> **Stated exercise**
Tally how many lines of these entries hold the string "here". Return the number alone.

──────── Exercise material ────────

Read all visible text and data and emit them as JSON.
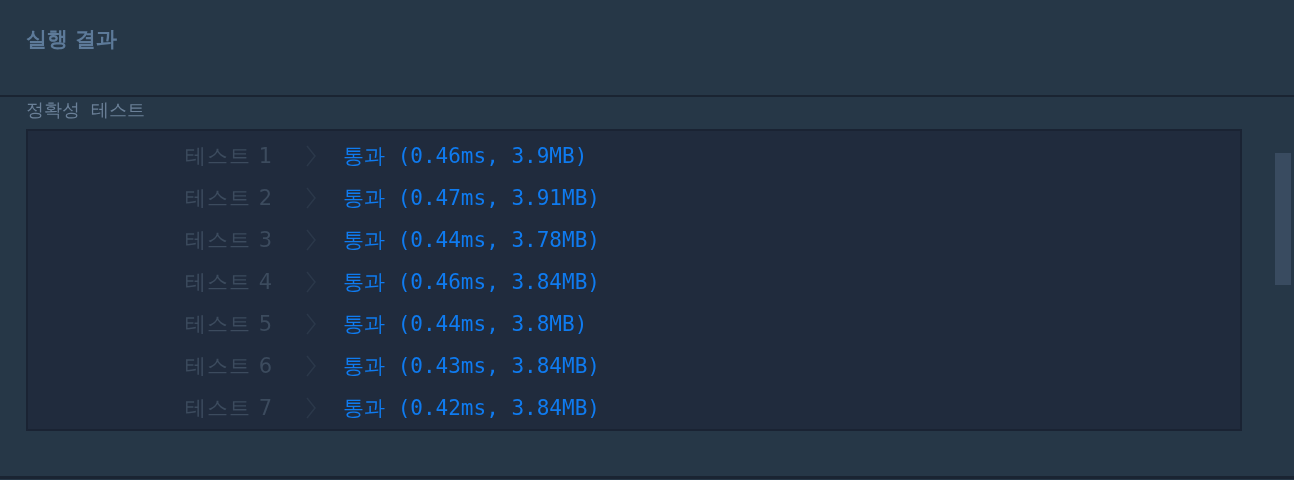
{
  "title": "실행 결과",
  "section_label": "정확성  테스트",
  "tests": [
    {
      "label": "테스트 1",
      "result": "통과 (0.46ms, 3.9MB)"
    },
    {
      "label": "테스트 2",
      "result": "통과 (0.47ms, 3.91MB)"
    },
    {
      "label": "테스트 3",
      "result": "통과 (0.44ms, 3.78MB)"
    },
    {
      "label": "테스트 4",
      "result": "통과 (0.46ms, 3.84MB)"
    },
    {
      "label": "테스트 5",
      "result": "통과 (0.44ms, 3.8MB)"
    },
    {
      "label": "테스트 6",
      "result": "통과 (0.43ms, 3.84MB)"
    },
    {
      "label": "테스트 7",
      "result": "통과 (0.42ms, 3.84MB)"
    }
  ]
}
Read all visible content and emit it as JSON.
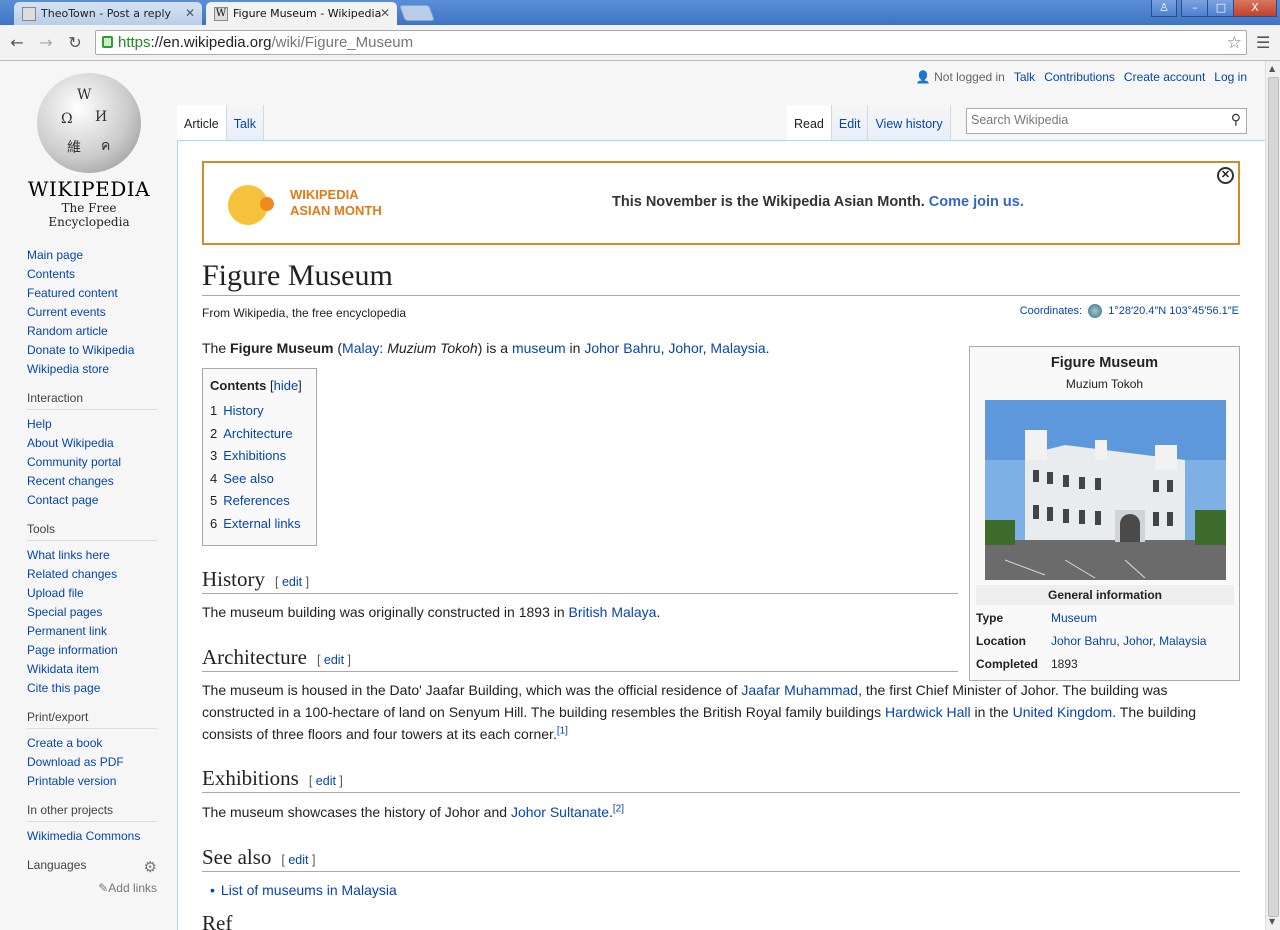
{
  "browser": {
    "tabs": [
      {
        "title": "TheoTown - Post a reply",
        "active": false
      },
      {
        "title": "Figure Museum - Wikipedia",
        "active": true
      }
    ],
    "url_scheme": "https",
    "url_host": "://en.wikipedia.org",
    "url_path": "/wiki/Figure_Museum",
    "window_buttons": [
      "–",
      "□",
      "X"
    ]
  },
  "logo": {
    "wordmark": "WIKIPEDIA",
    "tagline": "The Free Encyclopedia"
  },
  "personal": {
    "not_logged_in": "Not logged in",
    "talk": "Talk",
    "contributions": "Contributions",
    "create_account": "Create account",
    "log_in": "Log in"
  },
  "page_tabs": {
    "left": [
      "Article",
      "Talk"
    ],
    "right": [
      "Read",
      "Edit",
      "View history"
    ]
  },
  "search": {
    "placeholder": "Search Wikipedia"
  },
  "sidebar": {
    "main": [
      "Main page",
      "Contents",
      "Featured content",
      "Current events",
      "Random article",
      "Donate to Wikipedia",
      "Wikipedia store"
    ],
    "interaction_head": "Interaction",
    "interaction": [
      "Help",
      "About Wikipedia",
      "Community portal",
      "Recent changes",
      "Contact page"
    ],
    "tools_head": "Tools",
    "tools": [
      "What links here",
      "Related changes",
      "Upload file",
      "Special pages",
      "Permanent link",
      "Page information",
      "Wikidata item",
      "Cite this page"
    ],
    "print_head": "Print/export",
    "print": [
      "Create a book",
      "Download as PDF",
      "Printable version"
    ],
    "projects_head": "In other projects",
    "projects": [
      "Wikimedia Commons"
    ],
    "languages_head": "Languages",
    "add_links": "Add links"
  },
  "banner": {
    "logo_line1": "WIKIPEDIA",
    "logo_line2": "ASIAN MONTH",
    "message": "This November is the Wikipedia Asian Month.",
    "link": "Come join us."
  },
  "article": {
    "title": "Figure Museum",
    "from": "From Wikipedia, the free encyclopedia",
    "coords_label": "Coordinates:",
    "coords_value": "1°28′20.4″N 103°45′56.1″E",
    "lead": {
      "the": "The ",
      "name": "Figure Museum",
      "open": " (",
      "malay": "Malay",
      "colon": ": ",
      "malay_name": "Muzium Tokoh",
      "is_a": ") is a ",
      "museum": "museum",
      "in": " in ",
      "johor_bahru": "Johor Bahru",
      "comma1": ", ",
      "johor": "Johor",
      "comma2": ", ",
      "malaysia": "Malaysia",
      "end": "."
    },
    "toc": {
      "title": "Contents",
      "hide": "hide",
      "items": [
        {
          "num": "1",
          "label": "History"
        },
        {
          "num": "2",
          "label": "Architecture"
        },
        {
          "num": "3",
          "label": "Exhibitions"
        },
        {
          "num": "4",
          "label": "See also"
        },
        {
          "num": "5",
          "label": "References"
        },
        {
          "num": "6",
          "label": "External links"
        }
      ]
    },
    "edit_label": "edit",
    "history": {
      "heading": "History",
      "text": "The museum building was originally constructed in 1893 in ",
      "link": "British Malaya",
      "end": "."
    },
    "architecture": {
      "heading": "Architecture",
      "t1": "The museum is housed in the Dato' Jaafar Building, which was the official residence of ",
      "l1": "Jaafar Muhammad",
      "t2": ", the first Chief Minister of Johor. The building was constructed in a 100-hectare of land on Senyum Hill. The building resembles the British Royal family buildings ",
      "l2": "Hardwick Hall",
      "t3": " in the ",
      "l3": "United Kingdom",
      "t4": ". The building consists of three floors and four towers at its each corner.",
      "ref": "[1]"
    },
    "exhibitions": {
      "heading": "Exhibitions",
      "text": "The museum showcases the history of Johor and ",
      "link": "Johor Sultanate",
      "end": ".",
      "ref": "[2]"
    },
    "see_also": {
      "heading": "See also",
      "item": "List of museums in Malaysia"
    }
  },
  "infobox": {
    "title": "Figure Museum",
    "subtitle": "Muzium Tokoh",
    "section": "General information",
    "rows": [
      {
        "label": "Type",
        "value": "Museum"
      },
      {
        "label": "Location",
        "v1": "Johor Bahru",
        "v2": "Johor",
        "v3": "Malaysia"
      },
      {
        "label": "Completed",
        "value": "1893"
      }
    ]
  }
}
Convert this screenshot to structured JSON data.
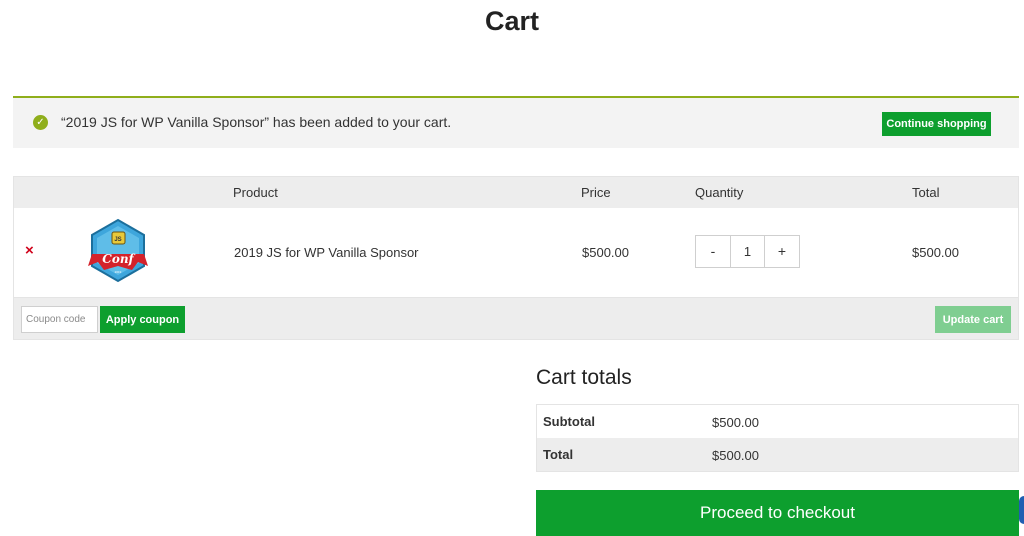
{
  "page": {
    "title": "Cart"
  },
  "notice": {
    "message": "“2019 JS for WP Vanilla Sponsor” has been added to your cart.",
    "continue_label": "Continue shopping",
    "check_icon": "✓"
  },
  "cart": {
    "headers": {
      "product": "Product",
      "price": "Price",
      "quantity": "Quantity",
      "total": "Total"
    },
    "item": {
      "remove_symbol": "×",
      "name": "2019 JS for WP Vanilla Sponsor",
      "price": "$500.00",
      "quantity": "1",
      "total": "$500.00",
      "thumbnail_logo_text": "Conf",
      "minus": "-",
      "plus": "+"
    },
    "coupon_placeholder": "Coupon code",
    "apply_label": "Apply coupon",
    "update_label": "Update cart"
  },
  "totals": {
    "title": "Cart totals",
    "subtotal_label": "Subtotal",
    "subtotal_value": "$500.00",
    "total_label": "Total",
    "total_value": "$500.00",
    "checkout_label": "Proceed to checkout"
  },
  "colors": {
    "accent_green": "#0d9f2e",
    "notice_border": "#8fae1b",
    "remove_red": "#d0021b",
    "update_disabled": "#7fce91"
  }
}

────────
──────── Exercise material ────────

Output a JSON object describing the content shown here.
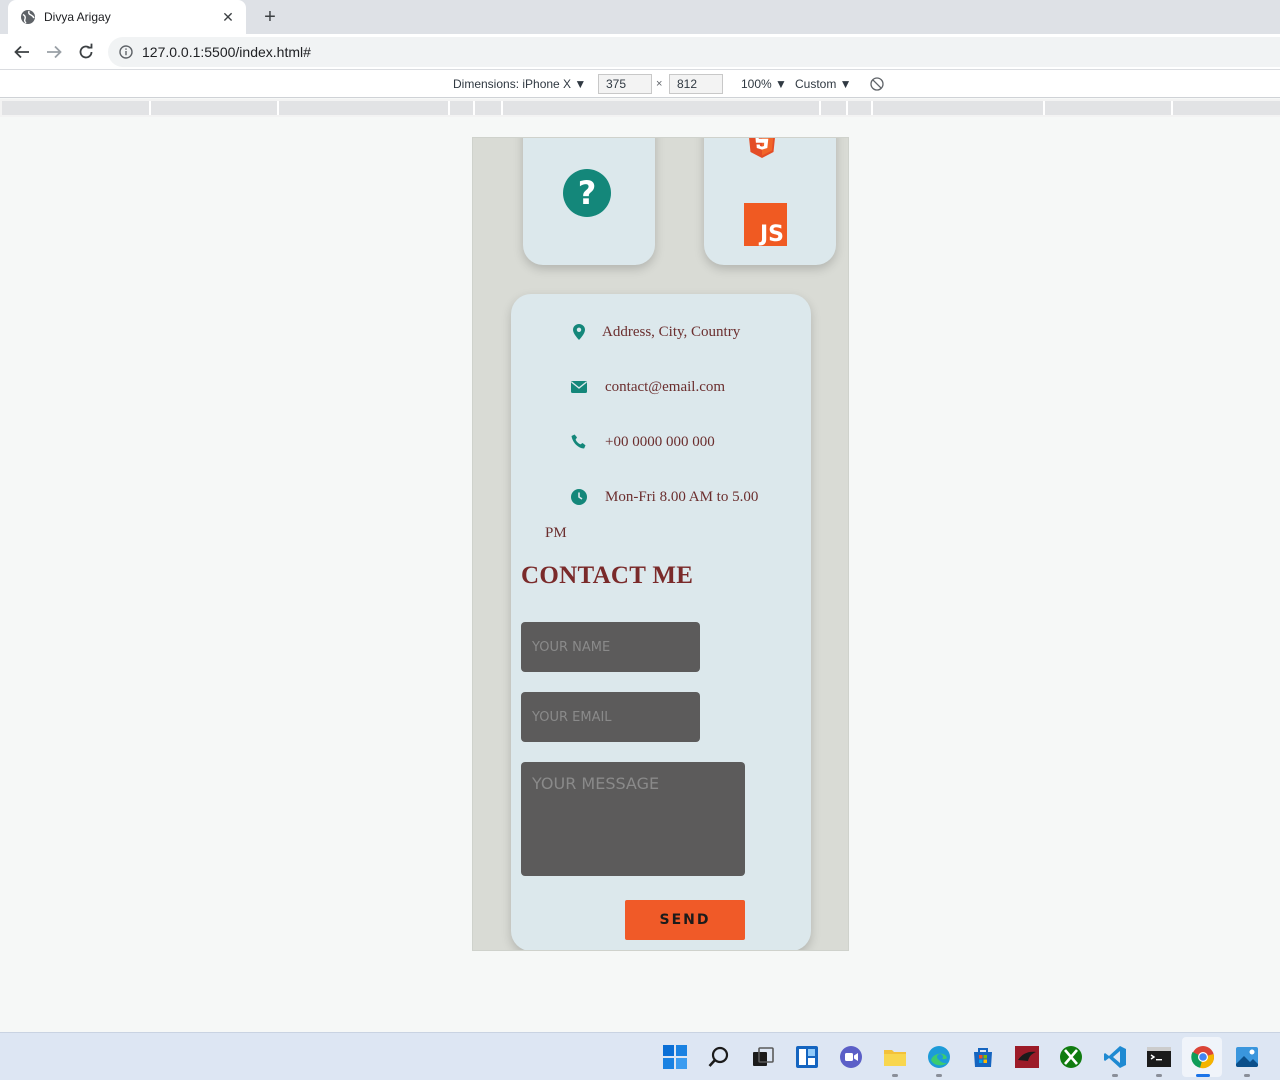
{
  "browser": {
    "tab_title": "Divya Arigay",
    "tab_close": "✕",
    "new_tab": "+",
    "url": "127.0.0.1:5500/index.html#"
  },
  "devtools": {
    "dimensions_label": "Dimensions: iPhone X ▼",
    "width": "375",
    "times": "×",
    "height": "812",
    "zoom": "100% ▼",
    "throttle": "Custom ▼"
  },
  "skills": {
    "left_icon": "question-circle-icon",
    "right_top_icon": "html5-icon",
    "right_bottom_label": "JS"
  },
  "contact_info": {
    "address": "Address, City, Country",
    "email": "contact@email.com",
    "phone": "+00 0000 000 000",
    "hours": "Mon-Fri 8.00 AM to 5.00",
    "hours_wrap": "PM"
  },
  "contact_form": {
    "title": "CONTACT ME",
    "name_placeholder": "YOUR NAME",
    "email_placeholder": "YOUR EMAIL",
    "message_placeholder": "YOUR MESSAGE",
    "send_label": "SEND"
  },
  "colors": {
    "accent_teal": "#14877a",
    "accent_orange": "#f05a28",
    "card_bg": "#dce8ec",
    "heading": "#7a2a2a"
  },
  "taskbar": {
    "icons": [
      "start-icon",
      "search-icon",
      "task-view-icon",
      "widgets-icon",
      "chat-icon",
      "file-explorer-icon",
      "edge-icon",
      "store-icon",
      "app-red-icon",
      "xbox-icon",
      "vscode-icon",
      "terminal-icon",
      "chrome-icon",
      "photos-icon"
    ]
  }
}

────────
──────── Exercise material ────────

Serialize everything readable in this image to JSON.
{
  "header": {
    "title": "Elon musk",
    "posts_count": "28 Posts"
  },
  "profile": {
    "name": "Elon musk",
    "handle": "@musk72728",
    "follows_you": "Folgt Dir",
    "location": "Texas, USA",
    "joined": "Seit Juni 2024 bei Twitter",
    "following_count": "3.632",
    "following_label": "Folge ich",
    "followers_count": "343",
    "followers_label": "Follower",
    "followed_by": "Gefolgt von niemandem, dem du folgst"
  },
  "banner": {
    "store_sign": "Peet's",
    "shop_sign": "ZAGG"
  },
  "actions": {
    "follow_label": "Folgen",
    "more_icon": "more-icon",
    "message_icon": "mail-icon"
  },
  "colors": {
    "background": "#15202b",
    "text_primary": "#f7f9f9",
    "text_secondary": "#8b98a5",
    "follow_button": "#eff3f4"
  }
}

────────

> **Solution to this problem**
2